**Goal of the exercise**
Print each of the following items again line for line, with no changes.

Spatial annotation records
· · · · ·

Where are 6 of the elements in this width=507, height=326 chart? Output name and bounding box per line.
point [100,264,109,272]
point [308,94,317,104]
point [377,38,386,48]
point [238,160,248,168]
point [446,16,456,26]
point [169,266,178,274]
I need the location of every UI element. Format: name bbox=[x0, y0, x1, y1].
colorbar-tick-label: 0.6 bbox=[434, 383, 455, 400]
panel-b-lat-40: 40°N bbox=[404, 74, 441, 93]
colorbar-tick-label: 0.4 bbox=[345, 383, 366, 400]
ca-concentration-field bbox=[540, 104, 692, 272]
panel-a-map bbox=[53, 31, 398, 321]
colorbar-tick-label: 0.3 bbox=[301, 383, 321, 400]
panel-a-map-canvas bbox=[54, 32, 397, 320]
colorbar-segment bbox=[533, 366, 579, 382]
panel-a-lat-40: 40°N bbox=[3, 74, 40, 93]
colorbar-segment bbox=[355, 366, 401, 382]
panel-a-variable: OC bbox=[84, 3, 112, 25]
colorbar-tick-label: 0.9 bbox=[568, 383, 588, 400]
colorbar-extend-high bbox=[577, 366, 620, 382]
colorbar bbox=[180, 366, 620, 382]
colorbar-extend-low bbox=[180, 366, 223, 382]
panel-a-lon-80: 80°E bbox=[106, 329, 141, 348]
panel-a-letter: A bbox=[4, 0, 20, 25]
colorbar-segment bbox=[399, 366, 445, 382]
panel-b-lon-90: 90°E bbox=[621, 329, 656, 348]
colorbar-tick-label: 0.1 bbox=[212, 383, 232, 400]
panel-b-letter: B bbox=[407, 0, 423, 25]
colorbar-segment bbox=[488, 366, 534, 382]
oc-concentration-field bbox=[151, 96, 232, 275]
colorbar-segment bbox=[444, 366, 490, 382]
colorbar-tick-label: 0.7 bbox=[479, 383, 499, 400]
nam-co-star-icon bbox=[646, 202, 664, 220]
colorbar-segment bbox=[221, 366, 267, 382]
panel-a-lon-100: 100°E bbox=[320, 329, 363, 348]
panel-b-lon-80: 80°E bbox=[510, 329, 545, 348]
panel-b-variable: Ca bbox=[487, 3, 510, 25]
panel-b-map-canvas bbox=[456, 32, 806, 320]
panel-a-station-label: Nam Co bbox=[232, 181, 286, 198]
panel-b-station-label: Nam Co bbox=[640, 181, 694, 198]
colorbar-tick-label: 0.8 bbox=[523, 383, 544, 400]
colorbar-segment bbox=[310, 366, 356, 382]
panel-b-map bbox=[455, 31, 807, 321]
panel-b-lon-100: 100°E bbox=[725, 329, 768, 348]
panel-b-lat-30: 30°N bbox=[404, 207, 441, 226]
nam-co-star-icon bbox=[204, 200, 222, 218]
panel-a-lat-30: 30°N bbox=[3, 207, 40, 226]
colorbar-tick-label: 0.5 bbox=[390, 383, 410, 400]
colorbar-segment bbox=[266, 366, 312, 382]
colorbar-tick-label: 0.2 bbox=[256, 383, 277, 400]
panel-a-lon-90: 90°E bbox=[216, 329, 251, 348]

· · · · ·

**Result of the exercise**
Where are 6 of the elements in this width=507, height=326 chart? Output name and bounding box per line.
point [100,264,109,272]
point [308,94,317,104]
point [377,38,386,48]
point [238,160,248,168]
point [446,16,456,26]
point [169,266,178,274]
I need the location of every UI element. Format: name bbox=[x0, y0, x1, y1].
colorbar-tick-label: 0.6 bbox=[434, 383, 455, 400]
panel-b-lat-40: 40°N bbox=[404, 74, 441, 93]
colorbar-tick-label: 0.4 bbox=[345, 383, 366, 400]
ca-concentration-field bbox=[540, 104, 692, 272]
panel-a-map bbox=[53, 31, 398, 321]
colorbar-tick-label: 0.3 bbox=[301, 383, 321, 400]
panel-a-map-canvas bbox=[54, 32, 397, 320]
colorbar-segment bbox=[533, 366, 579, 382]
panel-a-lat-40: 40°N bbox=[3, 74, 40, 93]
colorbar-segment bbox=[355, 366, 401, 382]
panel-a-variable: OC bbox=[84, 3, 112, 25]
colorbar-tick-label: 0.9 bbox=[568, 383, 588, 400]
colorbar-extend-high bbox=[577, 366, 620, 382]
colorbar bbox=[180, 366, 620, 382]
colorbar-extend-low bbox=[180, 366, 223, 382]
panel-a-lon-80: 80°E bbox=[106, 329, 141, 348]
panel-a-letter: A bbox=[4, 0, 20, 25]
colorbar-segment bbox=[399, 366, 445, 382]
panel-b-lon-90: 90°E bbox=[621, 329, 656, 348]
colorbar-tick-label: 0.1 bbox=[212, 383, 232, 400]
panel-b-letter: B bbox=[407, 0, 423, 25]
colorbar-segment bbox=[488, 366, 534, 382]
oc-concentration-field bbox=[151, 96, 232, 275]
colorbar-segment bbox=[444, 366, 490, 382]
colorbar-tick-label: 0.7 bbox=[479, 383, 499, 400]
nam-co-star-icon bbox=[646, 202, 664, 220]
colorbar-segment bbox=[221, 366, 267, 382]
panel-a-lon-100: 100°E bbox=[320, 329, 363, 348]
panel-b-lon-80: 80°E bbox=[510, 329, 545, 348]
panel-b-variable: Ca bbox=[487, 3, 510, 25]
panel-b-map-canvas bbox=[456, 32, 806, 320]
panel-a-station-label: Nam Co bbox=[232, 181, 286, 198]
panel-b-station-label: Nam Co bbox=[640, 181, 694, 198]
colorbar-tick-label: 0.8 bbox=[523, 383, 544, 400]
colorbar-segment bbox=[310, 366, 356, 382]
panel-b-map bbox=[455, 31, 807, 321]
panel-b-lon-100: 100°E bbox=[725, 329, 768, 348]
panel-b-lat-30: 30°N bbox=[404, 207, 441, 226]
nam-co-star-icon bbox=[204, 200, 222, 218]
panel-a-lat-30: 30°N bbox=[3, 207, 40, 226]
colorbar-tick-label: 0.5 bbox=[390, 383, 410, 400]
colorbar-segment bbox=[266, 366, 312, 382]
colorbar-tick-label: 0.2 bbox=[256, 383, 277, 400]
panel-a-lon-90: 90°E bbox=[216, 329, 251, 348]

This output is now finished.